Begin Records for the task

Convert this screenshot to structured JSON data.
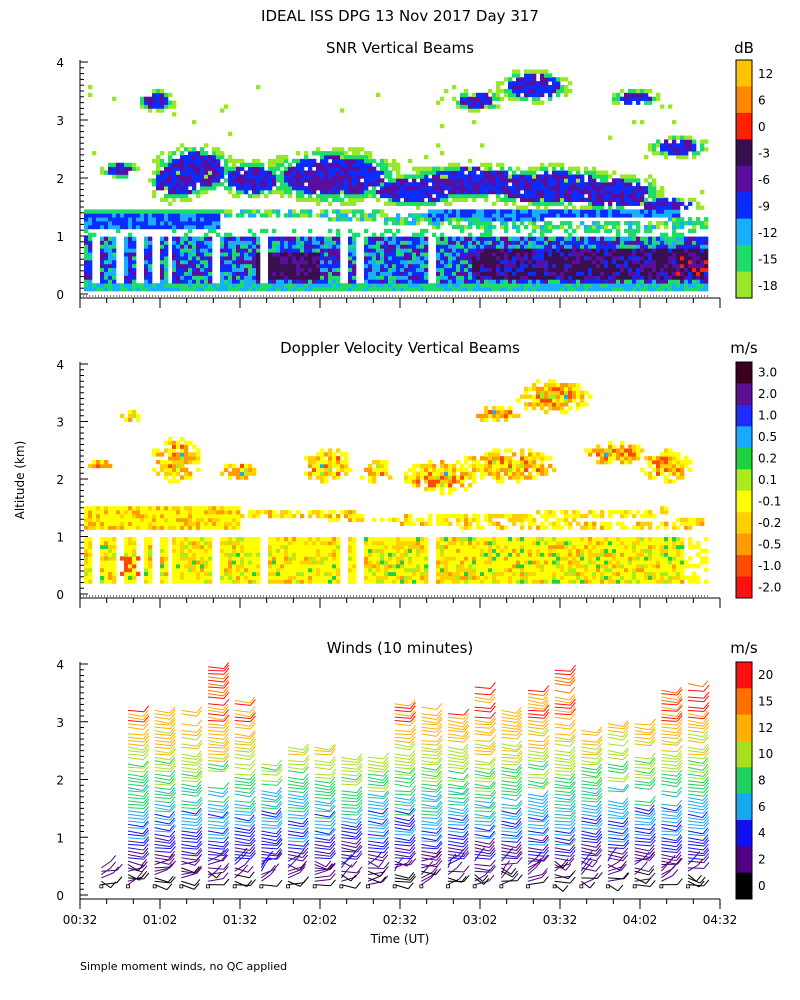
{
  "figure_title": "IDEAL ISS DPG  13 Nov 2017 Day 317",
  "y_axis_label": "Altitude (km)",
  "x_axis_label": "Time (UT)",
  "footnote": "Simple moment winds, no QC applied",
  "chart_data": [
    {
      "type": "heatmap",
      "title": "SNR Vertical Beams",
      "colorbar_unit": "dB",
      "colorbar_labels": [
        "12",
        "6",
        "0",
        "-3",
        "-6",
        "-9",
        "-12",
        "-15",
        "-18"
      ],
      "colorbar_colors": [
        "#ffc400",
        "#ff8800",
        "#ff2200",
        "#3a0f50",
        "#5a0ea0",
        "#0a2cff",
        "#1aaeff",
        "#1fdc6a",
        "#9ae62a"
      ],
      "x_ticks": [
        "00:32",
        "01:02",
        "01:32",
        "02:02",
        "02:32",
        "03:02",
        "03:32",
        "04:02",
        "04:32"
      ],
      "y_ticks": [
        "0",
        "1",
        "2",
        "3",
        "4"
      ],
      "ylim": [
        0,
        4
      ],
      "xlim_hours": [
        0.5333,
        4.5333
      ]
    },
    {
      "type": "heatmap",
      "title": "Doppler Velocity Vertical Beams",
      "colorbar_unit": "m/s",
      "colorbar_labels": [
        "3.0",
        "2.0",
        "1.0",
        "0.5",
        "0.2",
        "0.1",
        "-0.1",
        "-0.2",
        "-0.5",
        "-1.0",
        "-2.0"
      ],
      "colorbar_colors": [
        "#3a0020",
        "#5a1090",
        "#1a2cff",
        "#19aaff",
        "#20d040",
        "#a8ec20",
        "#ffff00",
        "#ffd000",
        "#ff9a00",
        "#ff4a00",
        "#ff1010"
      ],
      "x_ticks": [
        "00:32",
        "01:02",
        "01:32",
        "02:02",
        "02:32",
        "03:02",
        "03:32",
        "04:02",
        "04:32"
      ],
      "y_ticks": [
        "0",
        "1",
        "2",
        "3",
        "4"
      ],
      "ylim": [
        0,
        4
      ]
    },
    {
      "type": "scatter",
      "title": "Winds (10 minutes)",
      "colorbar_unit": "m/s",
      "colorbar_labels": [
        "20",
        "15",
        "12",
        "10",
        "8",
        "6",
        "4",
        "2",
        "0"
      ],
      "colorbar_colors": [
        "#ff1010",
        "#ff7000",
        "#ffb000",
        "#a8e020",
        "#20d060",
        "#18a8f0",
        "#1010f0",
        "#500080",
        "#000000"
      ],
      "x_ticks": [
        "00:32",
        "01:02",
        "01:32",
        "02:02",
        "02:32",
        "03:02",
        "03:32",
        "04:02",
        "04:32"
      ],
      "y_ticks": [
        "0",
        "1",
        "2",
        "3",
        "4"
      ],
      "ylim": [
        0,
        4
      ],
      "profile_times": [
        "00:40",
        "00:50",
        "01:00",
        "01:10",
        "01:20",
        "01:30",
        "01:40",
        "01:50",
        "02:00",
        "02:10",
        "02:20",
        "02:30",
        "02:40",
        "02:50",
        "03:00",
        "03:10",
        "03:20",
        "03:30",
        "03:40",
        "03:50",
        "04:00",
        "04:10",
        "04:20"
      ],
      "profile_top_km": [
        0.5,
        3.2,
        3.2,
        3.2,
        4.0,
        3.4,
        2.3,
        2.6,
        2.6,
        2.4,
        2.4,
        3.4,
        3.3,
        3.2,
        3.7,
        3.2,
        3.6,
        3.9,
        2.9,
        3.0,
        3.0,
        3.6,
        3.7
      ]
    }
  ]
}
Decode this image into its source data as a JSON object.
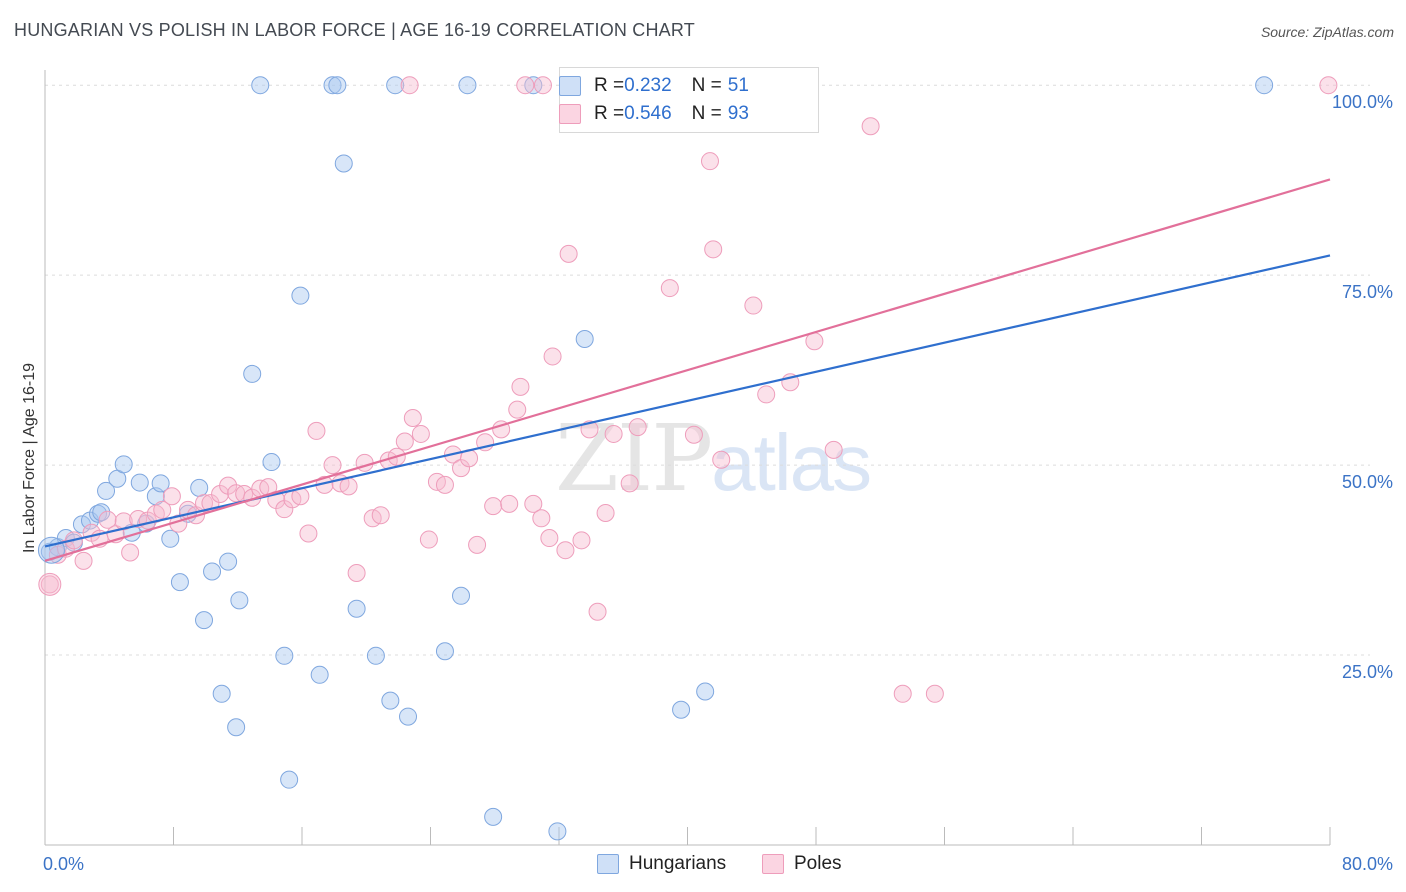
{
  "title": "HUNGARIAN VS POLISH IN LABOR FORCE | AGE 16-19 CORRELATION CHART",
  "source": "Source: ZipAtlas.com",
  "watermark": {
    "zip": "ZIP",
    "atlas": "atlas"
  },
  "legend": {
    "rows": [
      {
        "r_label": "R = ",
        "r_value": "0.232",
        "n_label": "N = ",
        "n_value": "51",
        "color": "#a9c7f0"
      },
      {
        "r_label": "R = ",
        "r_value": "0.546",
        "n_label": "N = ",
        "n_value": "93",
        "color": "#f7bcd0"
      }
    ]
  },
  "bottom_legend": [
    "Hungarians",
    "Poles"
  ],
  "chart_data": {
    "type": "scatter",
    "title": "HUNGARIAN VS POLISH IN LABOR FORCE | AGE 16-19 CORRELATION CHART",
    "xlabel": "",
    "ylabel": "In Labor Force | Age 16-19",
    "xlim": [
      0,
      80
    ],
    "ylim": [
      0,
      102
    ],
    "x_tick_labels": [
      "0.0%",
      "80.0%"
    ],
    "y_ticks": [
      25,
      50,
      75,
      100
    ],
    "y_tick_labels": [
      "25.0%",
      "50.0%",
      "75.0%",
      "100.0%"
    ],
    "grid": true,
    "colors": {
      "hungarians": "#a9c7f0",
      "hungarians_line": "#2f6fce",
      "poles": "#f7bcd0",
      "poles_line": "#e2709a"
    },
    "series": [
      {
        "name": "Hungarians",
        "trend": [
          [
            0,
            39.3
          ],
          [
            80,
            77.6
          ]
        ],
        "points": [
          [
            0.3,
            38.6
          ],
          [
            0.8,
            39.2
          ],
          [
            1.3,
            40.4
          ],
          [
            1.8,
            39.8
          ],
          [
            2.3,
            42.2
          ],
          [
            2.8,
            42.7
          ],
          [
            3.3,
            43.6
          ],
          [
            3.5,
            43.8
          ],
          [
            3.8,
            46.6
          ],
          [
            4.5,
            48.2
          ],
          [
            4.9,
            50.1
          ],
          [
            5.4,
            41.1
          ],
          [
            5.9,
            47.7
          ],
          [
            6.3,
            42.3
          ],
          [
            6.9,
            45.9
          ],
          [
            7.2,
            47.6
          ],
          [
            7.8,
            40.3
          ],
          [
            8.4,
            34.6
          ],
          [
            8.9,
            43.6
          ],
          [
            9.6,
            47.0
          ],
          [
            9.9,
            29.6
          ],
          [
            10.4,
            36.0
          ],
          [
            11.0,
            19.9
          ],
          [
            11.4,
            37.3
          ],
          [
            11.9,
            15.5
          ],
          [
            12.1,
            32.2
          ],
          [
            12.9,
            62.0
          ],
          [
            13.4,
            100.0
          ],
          [
            14.1,
            50.4
          ],
          [
            14.9,
            24.9
          ],
          [
            15.2,
            8.6
          ],
          [
            15.9,
            72.3
          ],
          [
            17.1,
            22.4
          ],
          [
            17.9,
            100.0
          ],
          [
            18.2,
            100.0
          ],
          [
            18.6,
            89.7
          ],
          [
            19.4,
            31.1
          ],
          [
            20.6,
            24.9
          ],
          [
            21.5,
            19.0
          ],
          [
            22.6,
            16.9
          ],
          [
            21.8,
            100.0
          ],
          [
            24.9,
            25.5
          ],
          [
            25.9,
            32.8
          ],
          [
            26.3,
            100.0
          ],
          [
            27.9,
            3.7
          ],
          [
            30.4,
            100.0
          ],
          [
            31.9,
            1.8
          ],
          [
            33.6,
            66.6
          ],
          [
            39.6,
            17.8
          ],
          [
            41.1,
            20.2
          ],
          [
            75.9,
            100.0
          ]
        ]
      },
      {
        "name": "Poles",
        "trend": [
          [
            0,
            37.4
          ],
          [
            80,
            87.6
          ]
        ],
        "points": [
          [
            0.3,
            34.3
          ],
          [
            0.8,
            38.2
          ],
          [
            1.3,
            39.0
          ],
          [
            1.8,
            40.1
          ],
          [
            2.4,
            37.4
          ],
          [
            2.9,
            41.1
          ],
          [
            3.4,
            40.3
          ],
          [
            3.9,
            42.8
          ],
          [
            4.4,
            40.9
          ],
          [
            4.9,
            42.6
          ],
          [
            5.3,
            38.5
          ],
          [
            5.8,
            42.9
          ],
          [
            6.4,
            42.7
          ],
          [
            6.9,
            43.6
          ],
          [
            7.3,
            44.1
          ],
          [
            7.9,
            45.9
          ],
          [
            8.3,
            42.3
          ],
          [
            8.9,
            44.1
          ],
          [
            9.4,
            43.4
          ],
          [
            9.9,
            45.0
          ],
          [
            10.3,
            45.0
          ],
          [
            10.9,
            46.2
          ],
          [
            11.4,
            47.3
          ],
          [
            11.9,
            46.3
          ],
          [
            12.4,
            46.2
          ],
          [
            12.9,
            45.7
          ],
          [
            13.4,
            46.9
          ],
          [
            13.9,
            47.1
          ],
          [
            14.4,
            45.4
          ],
          [
            14.9,
            44.2
          ],
          [
            15.4,
            45.5
          ],
          [
            15.9,
            45.9
          ],
          [
            16.4,
            41.0
          ],
          [
            16.9,
            54.5
          ],
          [
            17.4,
            47.4
          ],
          [
            17.9,
            50.0
          ],
          [
            18.4,
            47.6
          ],
          [
            18.9,
            47.2
          ],
          [
            19.4,
            35.8
          ],
          [
            19.9,
            50.3
          ],
          [
            20.4,
            43.0
          ],
          [
            20.9,
            43.4
          ],
          [
            21.4,
            50.6
          ],
          [
            21.9,
            51.1
          ],
          [
            22.4,
            53.1
          ],
          [
            22.9,
            56.2
          ],
          [
            23.4,
            54.1
          ],
          [
            23.9,
            40.2
          ],
          [
            24.4,
            47.8
          ],
          [
            24.9,
            47.4
          ],
          [
            25.4,
            51.4
          ],
          [
            25.9,
            49.6
          ],
          [
            26.4,
            50.9
          ],
          [
            26.9,
            39.5
          ],
          [
            27.4,
            53.0
          ],
          [
            27.9,
            44.6
          ],
          [
            28.4,
            54.7
          ],
          [
            28.9,
            44.9
          ],
          [
            29.4,
            57.3
          ],
          [
            29.6,
            60.3
          ],
          [
            30.4,
            44.9
          ],
          [
            30.9,
            43.0
          ],
          [
            31.4,
            40.4
          ],
          [
            31.6,
            64.3
          ],
          [
            32.4,
            38.8
          ],
          [
            32.6,
            77.8
          ],
          [
            33.4,
            40.1
          ],
          [
            33.9,
            54.7
          ],
          [
            34.4,
            30.7
          ],
          [
            34.9,
            43.7
          ],
          [
            35.4,
            54.1
          ],
          [
            35.9,
            100.0
          ],
          [
            36.4,
            47.6
          ],
          [
            36.9,
            55.0
          ],
          [
            37.4,
            100.0
          ],
          [
            38.9,
            73.3
          ],
          [
            40.4,
            54.0
          ],
          [
            41.4,
            90.0
          ],
          [
            41.6,
            78.4
          ],
          [
            42.1,
            50.7
          ],
          [
            44.1,
            71.0
          ],
          [
            44.9,
            59.3
          ],
          [
            46.4,
            60.9
          ],
          [
            47.9,
            66.3
          ],
          [
            49.1,
            52.0
          ],
          [
            51.4,
            94.6
          ],
          [
            53.4,
            19.9
          ],
          [
            55.4,
            19.9
          ],
          [
            79.9,
            100.0
          ],
          [
            29.9,
            100.0
          ],
          [
            35.5,
            100.0
          ],
          [
            31.0,
            100.0
          ],
          [
            22.7,
            100.0
          ]
        ]
      }
    ]
  }
}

End Records for the task

**Exercise goal**. Of the lines in the records, how many contain the word "Beams"? Answer with the number and nothing else.

**Written answer**. 2